======== Отрывок
А к вечеру из камеры в камеру пошел слух: Щербаков отрезал себе ухо. Позднее мы узнали подробности. На ухе он сделал наколку: "В подарок 22-му съезду КПСС". Видимо, наколку он сделал раньше, чем отрезал ухо, - иначе истек бы кровью, пока накалывал. Потом, совершив ампутацию, стал стучать в дверь и, когда надзиратель открыл наружную сплошную дверь, Щербаков выбросил ему сквозь решетку свое ухо с теми же словами: "В подарок двадцать второму съезду!"
Об этом случае знают все зэки в Мордовии.
Через день мы снова увидели Щербакова в окне камеры. Голова его была перебинтована, на месте правого уха повязка пропитана кровью, в крови лицо, шея, руки. Дня через три его отправили в больницу, а что с ним сделали потом, не знаю.
Вот поэтому-то во время проверки зэкам и полагается быть без головного убора, с открытым лбом - проверяют, не накололся ли еще кто-нибудь. Наколовшихся сажают для начала в карцер, а потом держат в отдельных камерах, чтобы не разлагали остальных. За ними в деле повсюду идет опись: место и текст надписей. И при проверке сверяют татуировки с описью, - не появились ли новые?
================
— Что нужно сделать —
1. Перепишите из отрывка без изменений фрагмент между словами «А к вечеру из» и «зэки в Мордовии.» включительно.
2. Назовите все части тела Щербакова, которые, по словам отрывка, были в крови.
3. Подхватите, пожалуйста, отрывок о наколках заключённых и продолжите его после последнего предложения.
======== Исходный материал
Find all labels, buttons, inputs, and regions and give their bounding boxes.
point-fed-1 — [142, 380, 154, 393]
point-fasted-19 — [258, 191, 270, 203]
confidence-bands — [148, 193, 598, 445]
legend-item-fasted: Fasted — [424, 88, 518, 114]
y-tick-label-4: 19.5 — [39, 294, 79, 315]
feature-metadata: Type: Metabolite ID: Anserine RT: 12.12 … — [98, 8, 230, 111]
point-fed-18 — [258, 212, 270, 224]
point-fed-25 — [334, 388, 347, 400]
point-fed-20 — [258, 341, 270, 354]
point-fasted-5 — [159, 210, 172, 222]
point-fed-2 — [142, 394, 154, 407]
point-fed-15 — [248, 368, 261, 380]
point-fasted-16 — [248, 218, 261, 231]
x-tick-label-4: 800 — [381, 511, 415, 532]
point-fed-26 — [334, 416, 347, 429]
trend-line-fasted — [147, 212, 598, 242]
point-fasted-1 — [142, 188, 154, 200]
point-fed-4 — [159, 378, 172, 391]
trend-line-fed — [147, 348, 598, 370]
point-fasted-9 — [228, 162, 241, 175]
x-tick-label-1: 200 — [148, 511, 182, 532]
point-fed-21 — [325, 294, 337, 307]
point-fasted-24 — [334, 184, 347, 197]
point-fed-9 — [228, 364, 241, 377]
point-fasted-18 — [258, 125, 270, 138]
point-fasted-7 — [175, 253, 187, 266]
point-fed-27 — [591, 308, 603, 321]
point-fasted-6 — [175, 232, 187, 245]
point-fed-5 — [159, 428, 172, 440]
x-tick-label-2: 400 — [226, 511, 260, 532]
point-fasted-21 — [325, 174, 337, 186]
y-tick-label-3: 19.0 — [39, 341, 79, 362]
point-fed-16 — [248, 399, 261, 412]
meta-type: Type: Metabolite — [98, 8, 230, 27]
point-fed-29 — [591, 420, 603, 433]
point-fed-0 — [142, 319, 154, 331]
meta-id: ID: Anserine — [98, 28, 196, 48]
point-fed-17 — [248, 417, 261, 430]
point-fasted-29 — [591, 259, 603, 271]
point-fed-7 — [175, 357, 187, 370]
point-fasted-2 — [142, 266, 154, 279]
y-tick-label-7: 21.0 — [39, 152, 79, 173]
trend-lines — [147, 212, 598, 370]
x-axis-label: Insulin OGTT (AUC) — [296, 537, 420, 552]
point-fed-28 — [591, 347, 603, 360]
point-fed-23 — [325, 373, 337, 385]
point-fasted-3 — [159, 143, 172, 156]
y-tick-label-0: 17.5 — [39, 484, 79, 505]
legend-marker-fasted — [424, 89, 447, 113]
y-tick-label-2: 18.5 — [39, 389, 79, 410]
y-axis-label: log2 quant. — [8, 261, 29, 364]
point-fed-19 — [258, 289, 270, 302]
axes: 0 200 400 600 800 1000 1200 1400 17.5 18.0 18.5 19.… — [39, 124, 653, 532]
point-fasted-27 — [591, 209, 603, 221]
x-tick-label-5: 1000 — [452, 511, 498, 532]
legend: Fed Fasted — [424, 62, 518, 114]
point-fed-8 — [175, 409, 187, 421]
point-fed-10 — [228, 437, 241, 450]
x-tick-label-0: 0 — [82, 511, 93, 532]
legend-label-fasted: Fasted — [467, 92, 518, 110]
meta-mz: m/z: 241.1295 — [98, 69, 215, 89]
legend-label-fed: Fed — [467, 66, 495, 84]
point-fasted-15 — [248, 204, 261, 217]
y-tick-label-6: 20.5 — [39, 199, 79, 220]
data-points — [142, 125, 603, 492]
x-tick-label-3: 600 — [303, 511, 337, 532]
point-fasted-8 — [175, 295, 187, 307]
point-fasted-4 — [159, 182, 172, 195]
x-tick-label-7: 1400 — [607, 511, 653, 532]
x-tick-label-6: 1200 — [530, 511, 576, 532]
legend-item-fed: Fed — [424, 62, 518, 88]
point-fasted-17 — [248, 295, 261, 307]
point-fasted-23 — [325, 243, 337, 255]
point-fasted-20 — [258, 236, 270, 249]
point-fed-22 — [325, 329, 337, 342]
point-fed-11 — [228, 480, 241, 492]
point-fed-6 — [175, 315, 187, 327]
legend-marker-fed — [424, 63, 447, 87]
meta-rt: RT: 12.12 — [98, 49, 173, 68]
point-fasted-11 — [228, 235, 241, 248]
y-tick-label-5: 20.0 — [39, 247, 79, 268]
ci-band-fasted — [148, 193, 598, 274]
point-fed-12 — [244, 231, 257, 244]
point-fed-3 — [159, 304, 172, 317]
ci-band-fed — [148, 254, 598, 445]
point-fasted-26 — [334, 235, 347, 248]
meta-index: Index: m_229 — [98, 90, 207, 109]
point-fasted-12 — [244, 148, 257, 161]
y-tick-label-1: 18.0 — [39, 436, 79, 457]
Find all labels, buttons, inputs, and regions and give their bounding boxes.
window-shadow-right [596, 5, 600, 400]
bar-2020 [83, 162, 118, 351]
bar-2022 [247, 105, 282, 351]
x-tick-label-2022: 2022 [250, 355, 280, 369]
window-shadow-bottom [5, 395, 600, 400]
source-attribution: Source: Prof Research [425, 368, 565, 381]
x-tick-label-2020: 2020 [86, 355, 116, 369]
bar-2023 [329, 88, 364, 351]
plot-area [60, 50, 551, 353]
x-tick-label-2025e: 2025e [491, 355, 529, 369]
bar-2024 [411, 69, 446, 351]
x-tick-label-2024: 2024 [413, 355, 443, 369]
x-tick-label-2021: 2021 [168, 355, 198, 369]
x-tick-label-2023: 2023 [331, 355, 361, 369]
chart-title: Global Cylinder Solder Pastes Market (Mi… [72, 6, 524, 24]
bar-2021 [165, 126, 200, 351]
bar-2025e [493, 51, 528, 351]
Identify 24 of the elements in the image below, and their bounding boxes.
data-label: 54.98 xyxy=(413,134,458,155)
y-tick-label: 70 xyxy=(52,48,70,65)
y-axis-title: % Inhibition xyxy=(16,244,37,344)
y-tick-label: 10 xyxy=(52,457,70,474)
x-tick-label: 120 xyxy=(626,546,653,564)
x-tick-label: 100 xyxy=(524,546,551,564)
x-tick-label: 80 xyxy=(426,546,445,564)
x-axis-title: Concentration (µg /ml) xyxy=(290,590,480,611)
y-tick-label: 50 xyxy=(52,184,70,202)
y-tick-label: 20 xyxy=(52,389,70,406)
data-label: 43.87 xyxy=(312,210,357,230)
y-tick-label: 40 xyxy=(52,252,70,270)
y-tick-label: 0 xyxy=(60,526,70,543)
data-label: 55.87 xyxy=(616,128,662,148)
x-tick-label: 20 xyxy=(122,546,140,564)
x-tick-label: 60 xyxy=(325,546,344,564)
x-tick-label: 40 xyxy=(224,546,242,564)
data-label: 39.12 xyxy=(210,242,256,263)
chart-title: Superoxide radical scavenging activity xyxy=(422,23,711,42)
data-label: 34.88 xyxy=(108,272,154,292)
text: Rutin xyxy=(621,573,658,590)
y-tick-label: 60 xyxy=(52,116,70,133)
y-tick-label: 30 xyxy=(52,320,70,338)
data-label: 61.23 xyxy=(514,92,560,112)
================
— Список ответов —
1.
А к вечеру из камеры в камеру пошел слух: Щербаков отрезал себе ухо. Позднее мы узнали подробности. На ухе он сделал наколку: "В подарок 22-му съезду КПСС". Видимо, наколку он сделал раньше, чем отрезал ухо, - иначе истек бы кровью, пока накалывал. Потом, совершив ампутацию, стал стучать в дверь и, когда надзиратель открыл наружную сплошную дверь, Щербаков выбросил ему сквозь решетку свое ухо с теми же словами: "В подарок двадцать второму съезду!"
Об этом случае знают все зэки в Мордовии.

2. Лицо, шея, руки.

3.
Сокамерников Щербакова таскали за то, что помогали ему, - за соучастие в антисоветской агитации.
Как ухитряются зэки в карцере, в тюрьме накалываться? Ведь нужны иглы, краски. Я много раз видел и на спецу, и на пересылке, и во Владимирке, как это делается. Выдирают из ботинка гвоздик, или на прогулке подберут кусок проволоки, заострят конец о камень - вот и игла. Чтобы сделать тушь, сжигают кусок черной резиновой подошвы от ботинка. Эту золу разводят мочой.
Но гораздо больше, чем техника, меня поражала сама идея такого деяния. Чего хотят эти несчастные? Зачем, ради чего уродуют себя на всю жизнь? Ведь это надо навсегда поставить крест на себе, на своей жизни, почувствовать себя, как поется в песне, "навечным арестантом", чтобы обезобразить свое лицо. Или вот ухо отрезал. Зачем? Но иногда, в минуты бессильного отчаяния, я и сам ловил себя на мысли: ах, сделать бы что-нибудь! Кинуть бы в лицо мучителям кусок своего тела! Зачем? Об этом в такие минуты не спрашиваешь.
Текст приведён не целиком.